* Written task
Write out all the data again, exactly as it stands.

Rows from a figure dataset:
::::::
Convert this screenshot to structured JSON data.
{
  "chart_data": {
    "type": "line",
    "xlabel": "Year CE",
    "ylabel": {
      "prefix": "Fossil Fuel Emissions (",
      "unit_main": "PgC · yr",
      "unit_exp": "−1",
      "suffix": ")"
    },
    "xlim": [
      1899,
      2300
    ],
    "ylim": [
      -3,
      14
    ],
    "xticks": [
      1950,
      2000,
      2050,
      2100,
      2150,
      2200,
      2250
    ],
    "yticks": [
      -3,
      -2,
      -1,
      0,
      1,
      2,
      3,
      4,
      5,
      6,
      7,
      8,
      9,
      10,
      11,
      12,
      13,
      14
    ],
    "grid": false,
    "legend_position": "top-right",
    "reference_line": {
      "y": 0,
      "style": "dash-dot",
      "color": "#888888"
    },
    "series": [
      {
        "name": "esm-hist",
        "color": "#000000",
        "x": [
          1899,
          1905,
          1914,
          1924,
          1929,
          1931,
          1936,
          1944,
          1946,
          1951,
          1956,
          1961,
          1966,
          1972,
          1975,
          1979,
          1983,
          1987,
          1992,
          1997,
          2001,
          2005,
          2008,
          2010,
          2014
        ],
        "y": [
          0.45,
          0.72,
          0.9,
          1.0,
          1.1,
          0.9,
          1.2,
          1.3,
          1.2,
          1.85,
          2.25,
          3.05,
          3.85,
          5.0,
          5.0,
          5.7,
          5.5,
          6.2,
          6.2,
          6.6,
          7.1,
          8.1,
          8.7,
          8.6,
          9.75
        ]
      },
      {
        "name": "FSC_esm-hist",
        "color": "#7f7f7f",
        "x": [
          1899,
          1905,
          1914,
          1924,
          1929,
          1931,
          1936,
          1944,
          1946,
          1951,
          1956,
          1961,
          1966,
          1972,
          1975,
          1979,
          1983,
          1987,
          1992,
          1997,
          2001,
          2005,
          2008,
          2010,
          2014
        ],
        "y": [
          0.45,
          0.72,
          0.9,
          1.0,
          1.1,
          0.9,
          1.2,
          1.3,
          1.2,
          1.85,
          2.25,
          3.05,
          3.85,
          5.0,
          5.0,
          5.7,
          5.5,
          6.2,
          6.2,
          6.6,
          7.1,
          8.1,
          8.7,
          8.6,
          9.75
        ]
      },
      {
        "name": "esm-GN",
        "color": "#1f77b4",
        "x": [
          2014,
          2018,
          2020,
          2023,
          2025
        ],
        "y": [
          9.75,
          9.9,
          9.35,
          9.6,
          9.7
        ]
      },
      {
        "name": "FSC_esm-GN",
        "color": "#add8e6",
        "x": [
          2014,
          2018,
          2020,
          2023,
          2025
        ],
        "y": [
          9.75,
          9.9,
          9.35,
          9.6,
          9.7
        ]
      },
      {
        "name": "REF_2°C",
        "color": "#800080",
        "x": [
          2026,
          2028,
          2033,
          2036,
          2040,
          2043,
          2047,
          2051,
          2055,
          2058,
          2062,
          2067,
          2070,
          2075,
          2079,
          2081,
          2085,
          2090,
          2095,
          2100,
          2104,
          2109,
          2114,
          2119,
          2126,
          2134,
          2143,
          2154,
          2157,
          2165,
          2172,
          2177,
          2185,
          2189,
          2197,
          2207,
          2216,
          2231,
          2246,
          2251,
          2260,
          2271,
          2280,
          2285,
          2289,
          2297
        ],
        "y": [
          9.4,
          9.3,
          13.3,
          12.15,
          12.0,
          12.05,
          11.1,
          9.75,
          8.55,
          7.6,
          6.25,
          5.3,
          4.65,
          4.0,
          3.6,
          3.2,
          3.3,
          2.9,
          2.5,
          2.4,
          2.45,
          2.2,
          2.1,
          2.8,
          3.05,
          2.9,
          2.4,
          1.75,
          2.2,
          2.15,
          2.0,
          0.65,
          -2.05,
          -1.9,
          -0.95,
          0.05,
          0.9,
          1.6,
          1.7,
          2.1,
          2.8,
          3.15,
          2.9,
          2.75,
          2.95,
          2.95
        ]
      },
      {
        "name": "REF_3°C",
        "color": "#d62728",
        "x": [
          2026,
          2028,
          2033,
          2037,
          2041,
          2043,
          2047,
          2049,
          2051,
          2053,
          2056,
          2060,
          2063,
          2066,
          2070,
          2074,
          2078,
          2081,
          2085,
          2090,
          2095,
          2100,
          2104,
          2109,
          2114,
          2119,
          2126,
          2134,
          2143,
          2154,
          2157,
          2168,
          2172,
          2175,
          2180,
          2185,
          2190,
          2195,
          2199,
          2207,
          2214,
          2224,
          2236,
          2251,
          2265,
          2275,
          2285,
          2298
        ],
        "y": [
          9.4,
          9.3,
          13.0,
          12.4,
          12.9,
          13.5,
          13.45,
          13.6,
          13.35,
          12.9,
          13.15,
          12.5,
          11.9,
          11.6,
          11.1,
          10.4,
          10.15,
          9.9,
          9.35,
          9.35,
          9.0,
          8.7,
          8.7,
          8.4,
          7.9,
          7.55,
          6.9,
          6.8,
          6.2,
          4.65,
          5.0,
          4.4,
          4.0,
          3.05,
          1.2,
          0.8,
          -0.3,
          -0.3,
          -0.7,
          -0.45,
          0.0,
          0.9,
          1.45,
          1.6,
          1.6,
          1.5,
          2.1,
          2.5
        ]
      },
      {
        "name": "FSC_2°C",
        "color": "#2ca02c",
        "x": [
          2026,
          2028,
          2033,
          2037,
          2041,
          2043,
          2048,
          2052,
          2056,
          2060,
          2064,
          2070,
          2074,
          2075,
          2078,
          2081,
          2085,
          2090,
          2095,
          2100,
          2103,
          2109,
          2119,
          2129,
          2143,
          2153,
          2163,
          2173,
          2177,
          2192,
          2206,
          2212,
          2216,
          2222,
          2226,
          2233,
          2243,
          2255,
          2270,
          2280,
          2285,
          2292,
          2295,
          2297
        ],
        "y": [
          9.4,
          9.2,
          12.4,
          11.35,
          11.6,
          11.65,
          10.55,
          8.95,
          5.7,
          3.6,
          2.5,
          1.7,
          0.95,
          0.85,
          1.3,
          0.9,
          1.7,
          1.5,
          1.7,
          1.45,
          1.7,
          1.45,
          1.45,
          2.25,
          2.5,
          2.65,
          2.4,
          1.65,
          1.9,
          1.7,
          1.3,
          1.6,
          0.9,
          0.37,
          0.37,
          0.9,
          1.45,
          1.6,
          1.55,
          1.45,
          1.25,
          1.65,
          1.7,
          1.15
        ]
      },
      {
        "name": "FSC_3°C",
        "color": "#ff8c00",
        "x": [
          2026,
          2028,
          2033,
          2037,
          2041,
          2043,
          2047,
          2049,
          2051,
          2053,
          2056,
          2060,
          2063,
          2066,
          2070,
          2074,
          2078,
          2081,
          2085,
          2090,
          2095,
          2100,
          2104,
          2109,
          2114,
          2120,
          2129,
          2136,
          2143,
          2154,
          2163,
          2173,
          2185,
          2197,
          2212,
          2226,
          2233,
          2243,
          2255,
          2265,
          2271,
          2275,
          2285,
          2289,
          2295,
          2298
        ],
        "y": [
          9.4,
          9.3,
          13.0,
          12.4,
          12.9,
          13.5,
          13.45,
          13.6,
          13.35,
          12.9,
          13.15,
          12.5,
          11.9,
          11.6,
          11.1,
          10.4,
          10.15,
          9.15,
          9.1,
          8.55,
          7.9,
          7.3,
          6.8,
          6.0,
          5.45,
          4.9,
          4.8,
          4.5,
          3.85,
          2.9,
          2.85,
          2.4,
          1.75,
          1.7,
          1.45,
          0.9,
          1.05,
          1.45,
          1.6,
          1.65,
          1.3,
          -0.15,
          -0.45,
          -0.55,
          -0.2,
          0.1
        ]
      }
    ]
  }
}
::::::
* Reply
Convert this screenshot to structured JSON data.
{
  "chart_data": {
    "type": "line",
    "xlabel": "Year CE",
    "ylabel": {
      "prefix": "Fossil Fuel Emissions (",
      "unit_main": "PgC · yr",
      "unit_exp": "−1",
      "suffix": ")"
    },
    "xlim": [
      1899,
      2300
    ],
    "ylim": [
      -3,
      14
    ],
    "xticks": [
      1950,
      2000,
      2050,
      2100,
      2150,
      2200,
      2250
    ],
    "yticks": [
      -3,
      -2,
      -1,
      0,
      1,
      2,
      3,
      4,
      5,
      6,
      7,
      8,
      9,
      10,
      11,
      12,
      13,
      14
    ],
    "grid": false,
    "legend_position": "top-right",
    "reference_line": {
      "y": 0,
      "style": "dash-dot",
      "color": "#888888"
    },
    "series": [
      {
        "name": "esm-hist",
        "color": "#000000",
        "x": [
          1899,
          1905,
          1914,
          1924,
          1929,
          1931,
          1936,
          1944,
          1946,
          1951,
          1956,
          1961,
          1966,
          1972,
          1975,
          1979,
          1983,
          1987,
          1992,
          1997,
          2001,
          2005,
          2008,
          2010,
          2014
        ],
        "y": [
          0.45,
          0.72,
          0.9,
          1.0,
          1.1,
          0.9,
          1.2,
          1.3,
          1.2,
          1.85,
          2.25,
          3.05,
          3.85,
          5.0,
          5.0,
          5.7,
          5.5,
          6.2,
          6.2,
          6.6,
          7.1,
          8.1,
          8.7,
          8.6,
          9.75
        ]
      },
      {
        "name": "FSC_esm-hist",
        "color": "#7f7f7f",
        "x": [
          1899,
          1905,
          1914,
          1924,
          1929,
          1931,
          1936,
          1944,
          1946,
          1951,
          1956,
          1961,
          1966,
          1972,
          1975,
          1979,
          1983,
          1987,
          1992,
          1997,
          2001,
          2005,
          2008,
          2010,
          2014
        ],
        "y": [
          0.45,
          0.72,
          0.9,
          1.0,
          1.1,
          0.9,
          1.2,
          1.3,
          1.2,
          1.85,
          2.25,
          3.05,
          3.85,
          5.0,
          5.0,
          5.7,
          5.5,
          6.2,
          6.2,
          6.6,
          7.1,
          8.1,
          8.7,
          8.6,
          9.75
        ]
      },
      {
        "name": "esm-GN",
        "color": "#1f77b4",
        "x": [
          2014,
          2018,
          2020,
          2023,
          2025
        ],
        "y": [
          9.75,
          9.9,
          9.35,
          9.6,
          9.7
        ]
      },
      {
        "name": "FSC_esm-GN",
        "color": "#add8e6",
        "x": [
          2014,
          2018,
          2020,
          2023,
          2025
        ],
        "y": [
          9.75,
          9.9,
          9.35,
          9.6,
          9.7
        ]
      },
      {
        "name": "REF_2°C",
        "color": "#800080",
        "x": [
          2026,
          2028,
          2033,
          2036,
          2040,
          2043,
          2047,
          2051,
          2055,
          2058,
          2062,
          2067,
          2070,
          2075,
          2079,
          2081,
          2085,
          2090,
          2095,
          2100,
          2104,
          2109,
          2114,
          2119,
          2126,
          2134,
          2143,
          2154,
          2157,
          2165,
          2172,
          2177,
          2185,
          2189,
          2197,
          2207,
          2216,
          2231,
          2246,
          2251,
          2260,
          2271,
          2280,
          2285,
          2289,
          2297
        ],
        "y": [
          9.4,
          9.3,
          13.3,
          12.15,
          12.0,
          12.05,
          11.1,
          9.75,
          8.55,
          7.6,
          6.25,
          5.3,
          4.65,
          4.0,
          3.6,
          3.2,
          3.3,
          2.9,
          2.5,
          2.4,
          2.45,
          2.2,
          2.1,
          2.8,
          3.05,
          2.9,
          2.4,
          1.75,
          2.2,
          2.15,
          2.0,
          0.65,
          -2.05,
          -1.9,
          -0.95,
          0.05,
          0.9,
          1.6,
          1.7,
          2.1,
          2.8,
          3.15,
          2.9,
          2.75,
          2.95,
          2.95
        ]
      },
      {
        "name": "REF_3°C",
        "color": "#d62728",
        "x": [
          2026,
          2028,
          2033,
          2037,
          2041,
          2043,
          2047,
          2049,
          2051,
          2053,
          2056,
          2060,
          2063,
          2066,
          2070,
          2074,
          2078,
          2081,
          2085,
          2090,
          2095,
          2100,
          2104,
          2109,
          2114,
          2119,
          2126,
          2134,
          2143,
          2154,
          2157,
          2168,
          2172,
          2175,
          2180,
          2185,
          2190,
          2195,
          2199,
          2207,
          2214,
          2224,
          2236,
          2251,
          2265,
          2275,
          2285,
          2298
        ],
        "y": [
          9.4,
          9.3,
          13.0,
          12.4,
          12.9,
          13.5,
          13.45,
          13.6,
          13.35,
          12.9,
          13.15,
          12.5,
          11.9,
          11.6,
          11.1,
          10.4,
          10.15,
          9.9,
          9.35,
          9.35,
          9.0,
          8.7,
          8.7,
          8.4,
          7.9,
          7.55,
          6.9,
          6.8,
          6.2,
          4.65,
          5.0,
          4.4,
          4.0,
          3.05,
          1.2,
          0.8,
          -0.3,
          -0.3,
          -0.7,
          -0.45,
          0.0,
          0.9,
          1.45,
          1.6,
          1.6,
          1.5,
          2.1,
          2.5
        ]
      },
      {
        "name": "FSC_2°C",
        "color": "#2ca02c",
        "x": [
          2026,
          2028,
          2033,
          2037,
          2041,
          2043,
          2048,
          2052,
          2056,
          2060,
          2064,
          2070,
          2074,
          2075,
          2078,
          2081,
          2085,
          2090,
          2095,
          2100,
          2103,
          2109,
          2119,
          2129,
          2143,
          2153,
          2163,
          2173,
          2177,
          2192,
          2206,
          2212,
          2216,
          2222,
          2226,
          2233,
          2243,
          2255,
          2270,
          2280,
          2285,
          2292,
          2295,
          2297
        ],
        "y": [
          9.4,
          9.2,
          12.4,
          11.35,
          11.6,
          11.65,
          10.55,
          8.95,
          5.7,
          3.6,
          2.5,
          1.7,
          0.95,
          0.85,
          1.3,
          0.9,
          1.7,
          1.5,
          1.7,
          1.45,
          1.7,
          1.45,
          1.45,
          2.25,
          2.5,
          2.65,
          2.4,
          1.65,
          1.9,
          1.7,
          1.3,
          1.6,
          0.9,
          0.37,
          0.37,
          0.9,
          1.45,
          1.6,
          1.55,
          1.45,
          1.25,
          1.65,
          1.7,
          1.15
        ]
      },
      {
        "name": "FSC_3°C",
        "color": "#ff8c00",
        "x": [
          2026,
          2028,
          2033,
          2037,
          2041,
          2043,
          2047,
          2049,
          2051,
          2053,
          2056,
          2060,
          2063,
          2066,
          2070,
          2074,
          2078,
          2081,
          2085,
          2090,
          2095,
          2100,
          2104,
          2109,
          2114,
          2120,
          2129,
          2136,
          2143,
          2154,
          2163,
          2173,
          2185,
          2197,
          2212,
          2226,
          2233,
          2243,
          2255,
          2265,
          2271,
          2275,
          2285,
          2289,
          2295,
          2298
        ],
        "y": [
          9.4,
          9.3,
          13.0,
          12.4,
          12.9,
          13.5,
          13.45,
          13.6,
          13.35,
          12.9,
          13.15,
          12.5,
          11.9,
          11.6,
          11.1,
          10.4,
          10.15,
          9.15,
          9.1,
          8.55,
          7.9,
          7.3,
          6.8,
          6.0,
          5.45,
          4.9,
          4.8,
          4.5,
          3.85,
          2.9,
          2.85,
          2.4,
          1.75,
          1.7,
          1.45,
          0.9,
          1.05,
          1.45,
          1.6,
          1.65,
          1.3,
          -0.15,
          -0.45,
          -0.55,
          -0.2,
          0.1
        ]
      }
    ]
  }
}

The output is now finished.